- **The task**:
Without changing a character, return the entries, but not the images they hold.

- **Extracted entries**:
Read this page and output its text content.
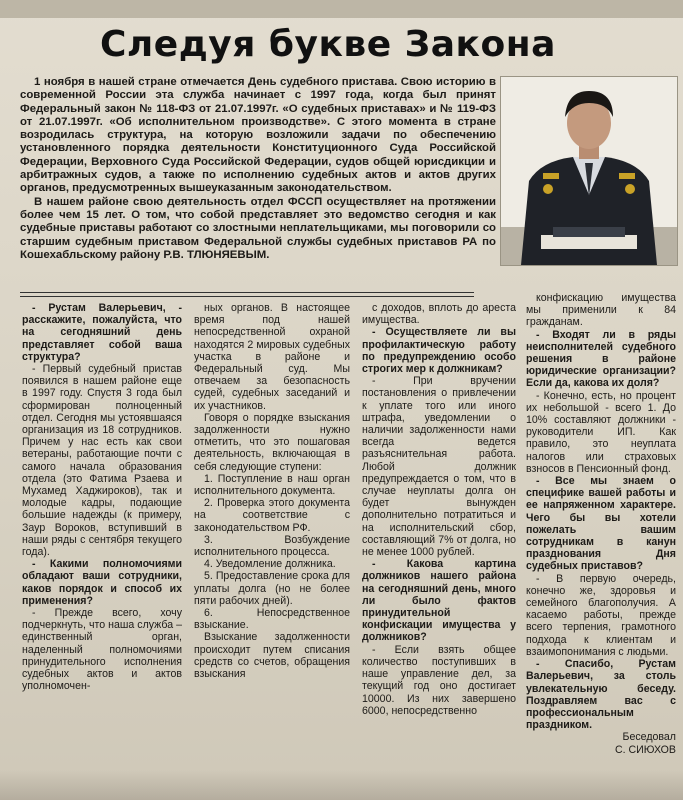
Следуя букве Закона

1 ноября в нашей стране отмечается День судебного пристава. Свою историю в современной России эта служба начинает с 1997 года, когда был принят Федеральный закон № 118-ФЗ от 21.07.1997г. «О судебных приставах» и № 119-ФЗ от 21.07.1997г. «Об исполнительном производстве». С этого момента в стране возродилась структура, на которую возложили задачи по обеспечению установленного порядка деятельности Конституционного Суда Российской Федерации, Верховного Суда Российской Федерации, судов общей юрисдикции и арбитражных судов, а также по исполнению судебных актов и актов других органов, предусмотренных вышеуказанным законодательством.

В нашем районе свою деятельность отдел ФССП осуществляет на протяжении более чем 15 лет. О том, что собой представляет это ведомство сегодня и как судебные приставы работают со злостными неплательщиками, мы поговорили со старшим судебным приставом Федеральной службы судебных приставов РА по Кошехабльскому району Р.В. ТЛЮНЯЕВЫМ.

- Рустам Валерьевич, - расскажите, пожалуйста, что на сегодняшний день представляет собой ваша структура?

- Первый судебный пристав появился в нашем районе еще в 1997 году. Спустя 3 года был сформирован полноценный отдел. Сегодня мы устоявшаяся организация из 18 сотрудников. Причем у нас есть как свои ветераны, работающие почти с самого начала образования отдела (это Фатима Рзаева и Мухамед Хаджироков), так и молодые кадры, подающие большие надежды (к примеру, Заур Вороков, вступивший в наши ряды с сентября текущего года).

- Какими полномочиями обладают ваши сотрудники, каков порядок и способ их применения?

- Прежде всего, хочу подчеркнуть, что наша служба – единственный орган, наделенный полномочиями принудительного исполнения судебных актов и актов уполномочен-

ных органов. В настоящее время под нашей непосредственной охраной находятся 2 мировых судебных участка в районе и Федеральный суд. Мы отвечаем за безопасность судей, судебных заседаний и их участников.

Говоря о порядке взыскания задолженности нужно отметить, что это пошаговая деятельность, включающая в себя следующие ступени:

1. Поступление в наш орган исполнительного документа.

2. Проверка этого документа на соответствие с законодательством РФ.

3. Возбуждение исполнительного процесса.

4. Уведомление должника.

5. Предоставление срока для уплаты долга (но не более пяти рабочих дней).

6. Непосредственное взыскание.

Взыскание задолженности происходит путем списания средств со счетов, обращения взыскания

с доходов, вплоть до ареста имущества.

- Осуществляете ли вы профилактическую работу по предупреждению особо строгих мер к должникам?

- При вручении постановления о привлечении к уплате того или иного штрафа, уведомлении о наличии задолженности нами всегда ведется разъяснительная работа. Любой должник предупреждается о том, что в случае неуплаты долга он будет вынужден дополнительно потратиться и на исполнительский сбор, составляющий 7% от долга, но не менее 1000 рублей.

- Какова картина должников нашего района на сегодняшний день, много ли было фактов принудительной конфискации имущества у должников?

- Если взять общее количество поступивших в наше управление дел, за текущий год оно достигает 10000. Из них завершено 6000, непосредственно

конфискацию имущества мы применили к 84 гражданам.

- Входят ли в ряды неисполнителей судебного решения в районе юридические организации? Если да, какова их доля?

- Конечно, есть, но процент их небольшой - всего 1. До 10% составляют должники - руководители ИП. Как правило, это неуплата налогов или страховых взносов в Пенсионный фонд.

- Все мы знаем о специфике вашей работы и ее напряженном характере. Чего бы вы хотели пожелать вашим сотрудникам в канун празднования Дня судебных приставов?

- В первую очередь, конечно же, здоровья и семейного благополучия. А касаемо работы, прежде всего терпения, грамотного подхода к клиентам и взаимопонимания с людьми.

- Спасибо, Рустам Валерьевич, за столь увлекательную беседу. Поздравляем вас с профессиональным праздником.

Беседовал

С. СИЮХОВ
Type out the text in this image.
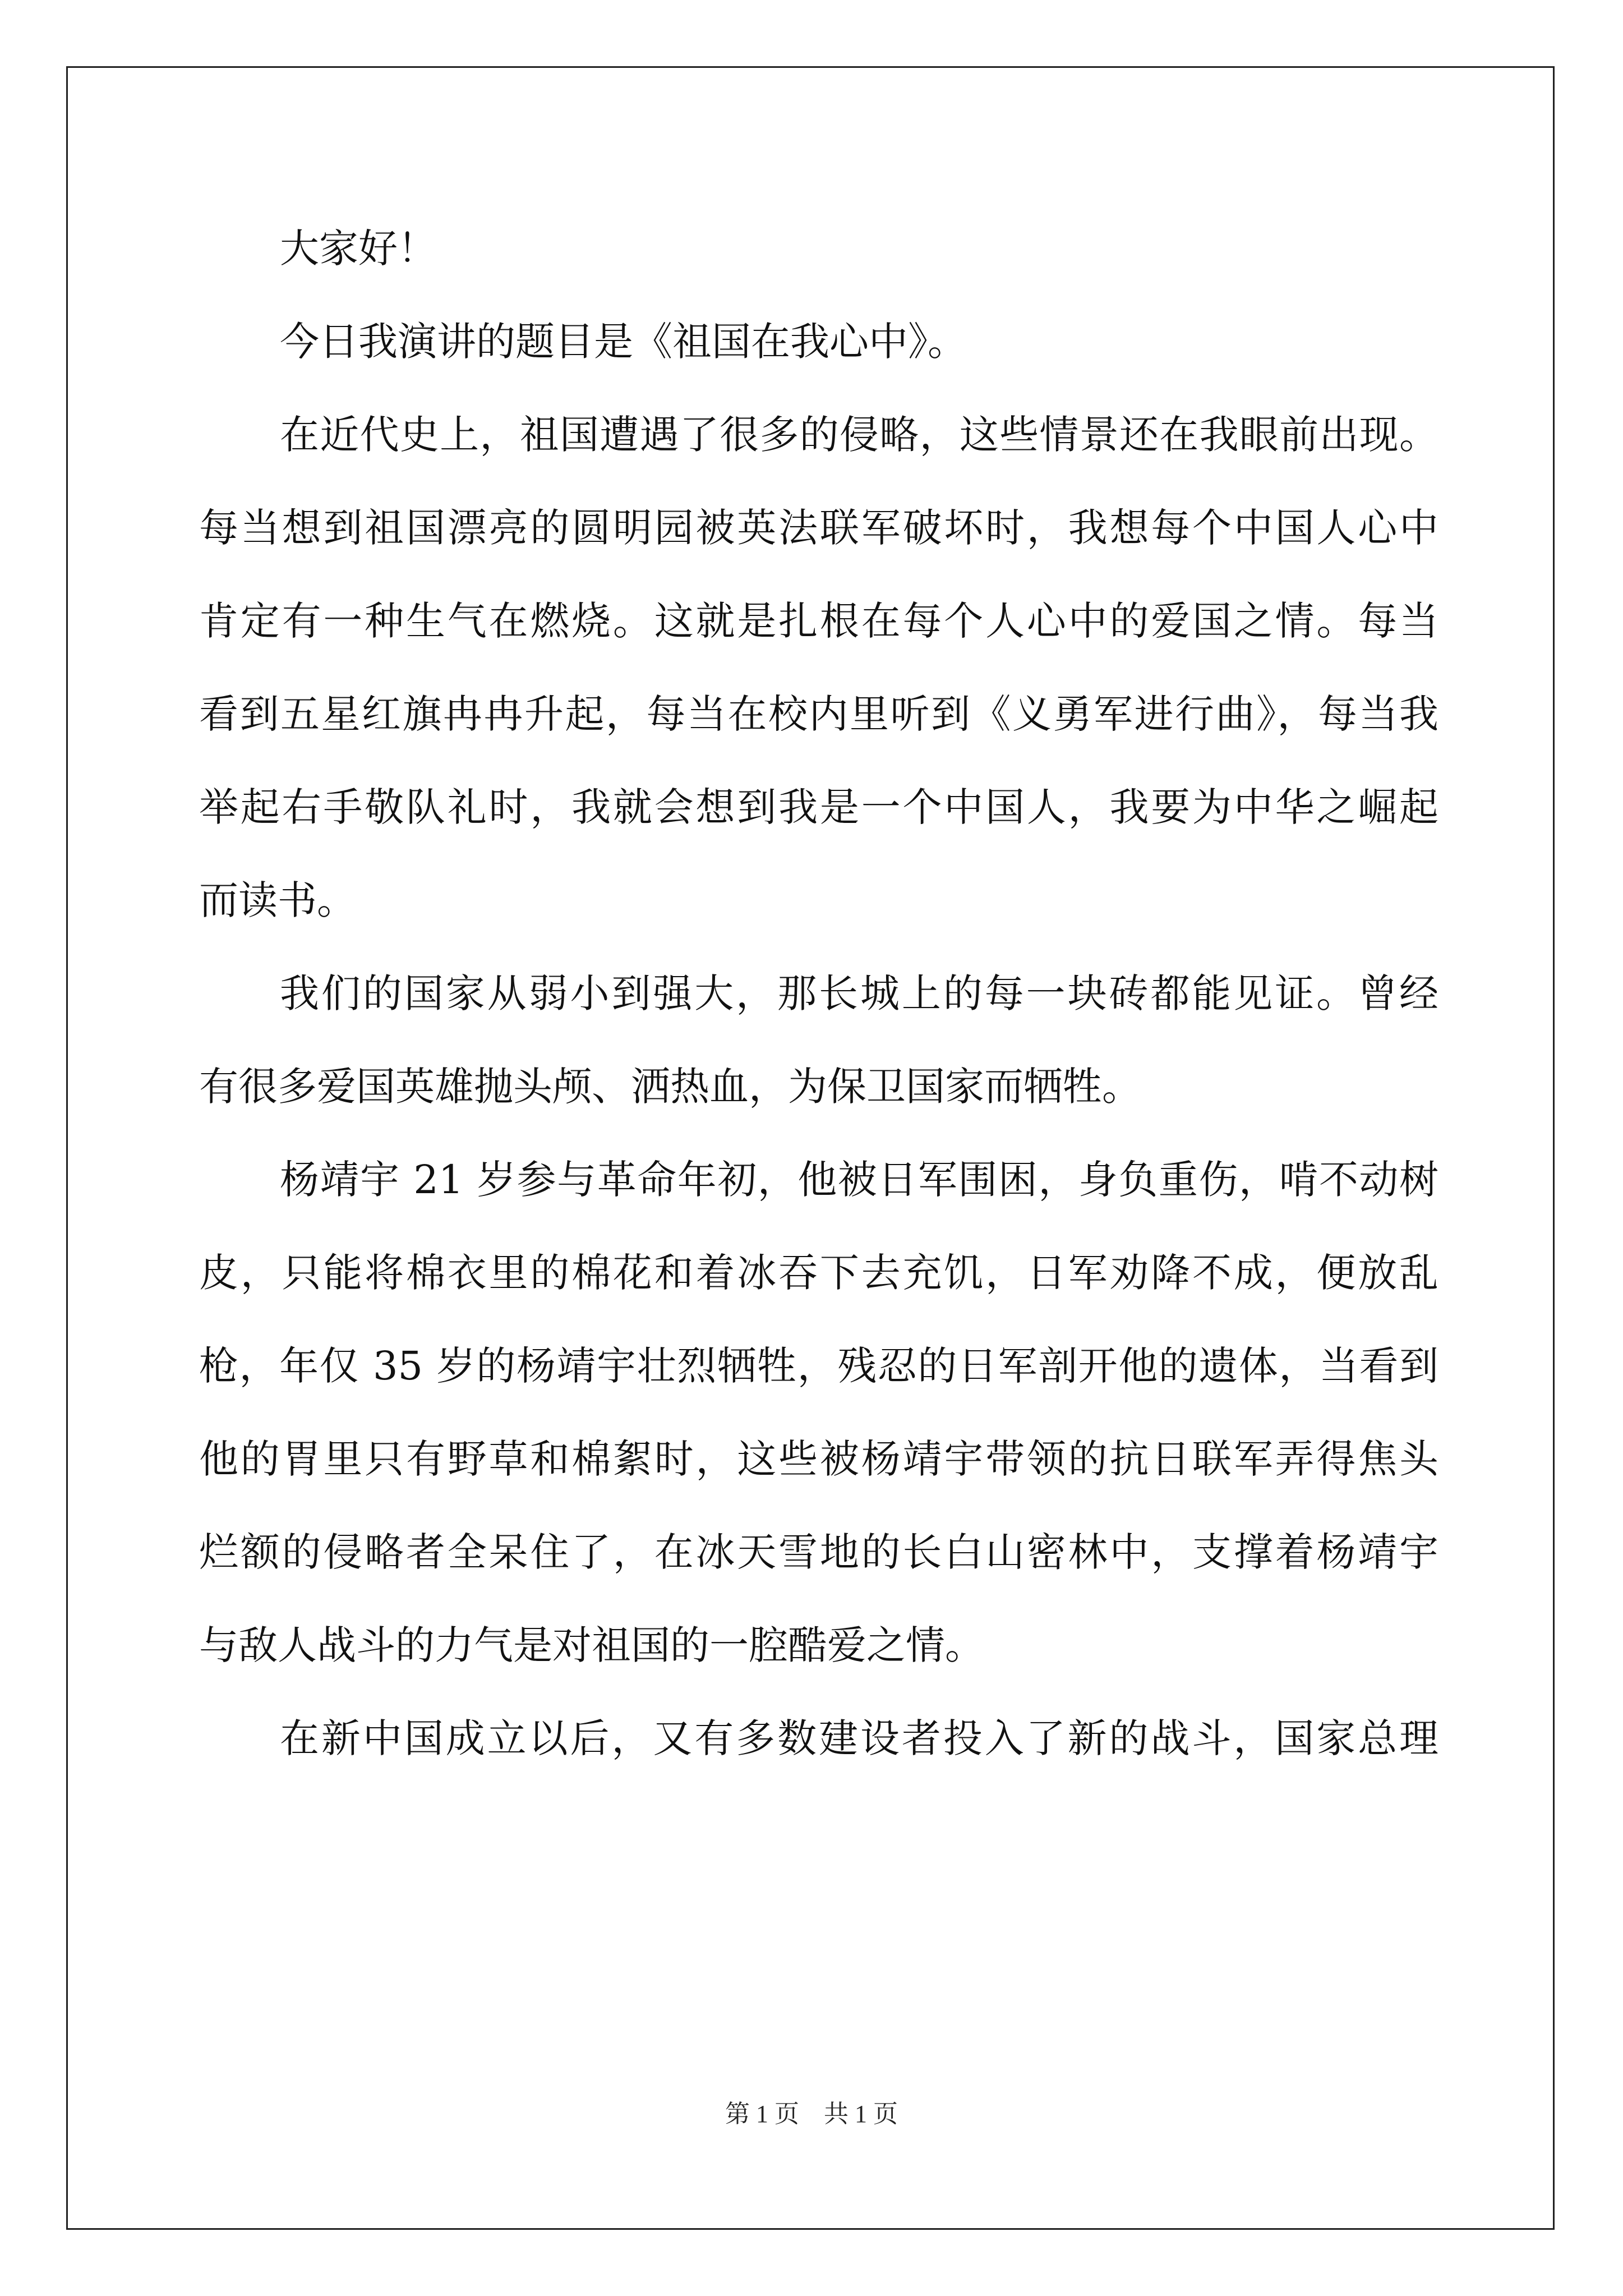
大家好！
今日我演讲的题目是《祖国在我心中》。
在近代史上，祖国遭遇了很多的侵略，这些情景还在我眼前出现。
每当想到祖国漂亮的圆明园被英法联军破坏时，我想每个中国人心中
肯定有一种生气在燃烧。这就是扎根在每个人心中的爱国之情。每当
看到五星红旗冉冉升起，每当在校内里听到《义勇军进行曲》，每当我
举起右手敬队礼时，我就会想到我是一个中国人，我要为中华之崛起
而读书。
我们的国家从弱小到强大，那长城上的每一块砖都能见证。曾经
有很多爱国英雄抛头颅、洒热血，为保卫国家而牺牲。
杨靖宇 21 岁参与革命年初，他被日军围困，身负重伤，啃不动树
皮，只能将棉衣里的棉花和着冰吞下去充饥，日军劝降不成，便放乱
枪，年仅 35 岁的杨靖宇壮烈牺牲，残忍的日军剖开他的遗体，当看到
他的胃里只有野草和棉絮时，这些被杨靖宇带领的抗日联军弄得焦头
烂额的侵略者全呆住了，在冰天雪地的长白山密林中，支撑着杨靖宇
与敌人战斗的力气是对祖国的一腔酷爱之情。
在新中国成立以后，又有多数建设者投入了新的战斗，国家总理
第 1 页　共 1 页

- **Finished task**:
Read this page and output its text content.
Следуя букве Закона

1 ноября в нашей стране отмечается День судебного пристава. Свою историю в современной России эта служба начинает с 1997 года, когда был принят Федеральный закон № 118-ФЗ от 21.07.1997г. «О судебных приставах» и № 119-ФЗ от 21.07.1997г. «Об исполнительном производстве». С этого момента в стране возродилась структура, на которую возложили задачи по обеспечению установленного порядка деятельности Конституционного Суда Российской Федерации, Верховного Суда Российской Федерации, судов общей юрисдикции и арбитражных судов, а также по исполнению судебных актов и актов других органов, предусмотренных вышеуказанным законодательством.

В нашем районе свою деятельность отдел ФССП осуществляет на протяжении более чем 15 лет. О том, что собой представляет это ведомство сегодня и как судебные приставы работают со злостными неплательщиками, мы поговорили со старшим судебным приставом Федеральной службы судебных приставов РА по Кошехабльскому району Р.В. ТЛЮНЯЕВЫМ.

- Рустам Валерьевич, - расскажите, пожалуйста, что на сегодняшний день представляет собой ваша структура?

- Первый судебный пристав появился в нашем районе еще в 1997 году. Спустя 3 года был сформирован полноценный отдел. Сегодня мы устоявшаяся организация из 18 сотрудников. Причем у нас есть как свои ветераны, работающие почти с самого начала образования отдела (это Фатима Рзаева и Мухамед Хаджироков), так и молодые кадры, подающие большие надежды (к примеру, Заур Вороков, вступивший в наши ряды с сентября текущего года).

- Какими полномочиями обладают ваши сотрудники, каков порядок и способ их применения?

- Прежде всего, хочу подчеркнуть, что наша служба – единственный орган, наделенный полномочиями принудительного исполнения судебных актов и актов уполномочен-

ных органов. В настоящее время под нашей непосредственной охраной находятся 2 мировых судебных участка в районе и Федеральный суд. Мы отвечаем за безопасность судей, судебных заседаний и их участников.

Говоря о порядке взыскания задолженности нужно отметить, что это пошаговая деятельность, включающая в себя следующие ступени:

1. Поступление в наш орган исполнительного документа.

2. Проверка этого документа на соответствие с законодательством РФ.

3. Возбуждение исполнительного процесса.

4. Уведомление должника.

5. Предоставление срока для уплаты долга (но не более пяти рабочих дней).

6. Непосредственное взыскание.

Взыскание задолженности происходит путем списания средств со счетов, обращения взыскания

с доходов, вплоть до ареста имущества.

- Осуществляете ли вы профилактическую работу по предупреждению особо строгих мер к должникам?

- При вручении постановления о привлечении к уплате того или иного штрафа, уведомлении о наличии задолженности нами всегда ведется разъяснительная работа. Любой должник предупреждается о том, что в случае неуплаты долга он будет вынужден дополнительно потратиться и на исполнительский сбор, составляющий 7% от долга, но не менее 1000 рублей.

- Какова картина должников нашего района на сегодняшний день, много ли было фактов принудительной конфискации имущества у должников?

- Если взять общее количество поступивших в наше управление дел, за текущий год оно достигает 10000. Из них завершено 6000, непосредственно

конфискацию имущества мы применили к 84 гражданам.

- Входят ли в ряды неисполнителей судебного решения в районе юридические организации? Если да, какова их доля?

- Конечно, есть, но процент их небольшой - всего 1. До 10% составляют должники - руководители ИП. Как правило, это неуплата налогов или страховых взносов в Пенсионный фонд.

- Все мы знаем о специфике вашей работы и ее напряженном характере. Чего бы вы хотели пожелать вашим сотрудникам в канун празднования Дня судебных приставов?

- В первую очередь, конечно же, здоровья и семейного благополучия. А касаемо работы, прежде всего терпения, грамотного подхода к клиентам и взаимопонимания с людьми.

- Спасибо, Рустам Валерьевич, за столь увлекательную беседу. Поздравляем вас с профессиональным праздником.

Беседовал

С. СИЮХОВ
Type out the text in this image.
大家好！
今日我演讲的题目是《祖国在我心中》。
在近代史上，祖国遭遇了很多的侵略，这些情景还在我眼前出现。
每当想到祖国漂亮的圆明园被英法联军破坏时，我想每个中国人心中
肯定有一种生气在燃烧。这就是扎根在每个人心中的爱国之情。每当
看到五星红旗冉冉升起，每当在校内里听到《义勇军进行曲》，每当我
举起右手敬队礼时，我就会想到我是一个中国人，我要为中华之崛起
而读书。
我们的国家从弱小到强大，那长城上的每一块砖都能见证。曾经
有很多爱国英雄抛头颅、洒热血，为保卫国家而牺牲。
杨靖宇 21 岁参与革命年初，他被日军围困，身负重伤，啃不动树
皮，只能将棉衣里的棉花和着冰吞下去充饥，日军劝降不成，便放乱
枪，年仅 35 岁的杨靖宇壮烈牺牲，残忍的日军剖开他的遗体，当看到
他的胃里只有野草和棉絮时，这些被杨靖宇带领的抗日联军弄得焦头
烂额的侵略者全呆住了，在冰天雪地的长白山密林中，支撑着杨靖宇
与敌人战斗的力气是对祖国的一腔酷爱之情。
在新中国成立以后，又有多数建设者投入了新的战斗，国家总理
第 1 页　共 1 页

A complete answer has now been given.